* **TASK DATA**:

• • •

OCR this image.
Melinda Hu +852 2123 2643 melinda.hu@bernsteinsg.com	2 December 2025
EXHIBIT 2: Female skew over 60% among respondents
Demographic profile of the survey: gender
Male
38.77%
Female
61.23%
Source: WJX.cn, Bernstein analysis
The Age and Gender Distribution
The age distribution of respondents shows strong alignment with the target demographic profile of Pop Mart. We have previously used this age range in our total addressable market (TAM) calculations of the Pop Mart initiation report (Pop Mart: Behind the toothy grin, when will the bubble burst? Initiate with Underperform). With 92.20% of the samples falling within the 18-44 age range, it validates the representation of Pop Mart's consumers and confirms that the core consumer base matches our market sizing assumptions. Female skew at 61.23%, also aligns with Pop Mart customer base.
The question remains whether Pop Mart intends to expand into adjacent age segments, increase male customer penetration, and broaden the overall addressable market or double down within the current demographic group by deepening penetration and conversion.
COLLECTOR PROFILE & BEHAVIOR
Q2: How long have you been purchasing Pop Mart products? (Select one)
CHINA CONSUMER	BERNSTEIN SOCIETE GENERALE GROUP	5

• • •

* **EXERCISE REQUIREMENTS**:
Copy all lines in the listing above where the string "market" appears.

* **ANSWER**:
The age distribution of respondents shows strong alignment with the target demographic profile of Pop Mart. We have previously used this age range in our total addressable market (TAM) calculations of the Pop Mart initiation report (Pop Mart: Behind the toothy grin, when will the bubble burst? Initiate with Underperform). With 92.20% of the samples falling within the 18-44 age range, it validates the representation of Pop Mart's consumers and confirms that the core consumer base matches our market sizing assumptions. Female skew at 61.23%, also aligns with Pop Mart customer base.
The question remains whether Pop Mart intends to expand into adjacent age segments, increase male customer penetration, and broaden the overall addressable market or double down within the current demographic group by deepening penetration and conversion.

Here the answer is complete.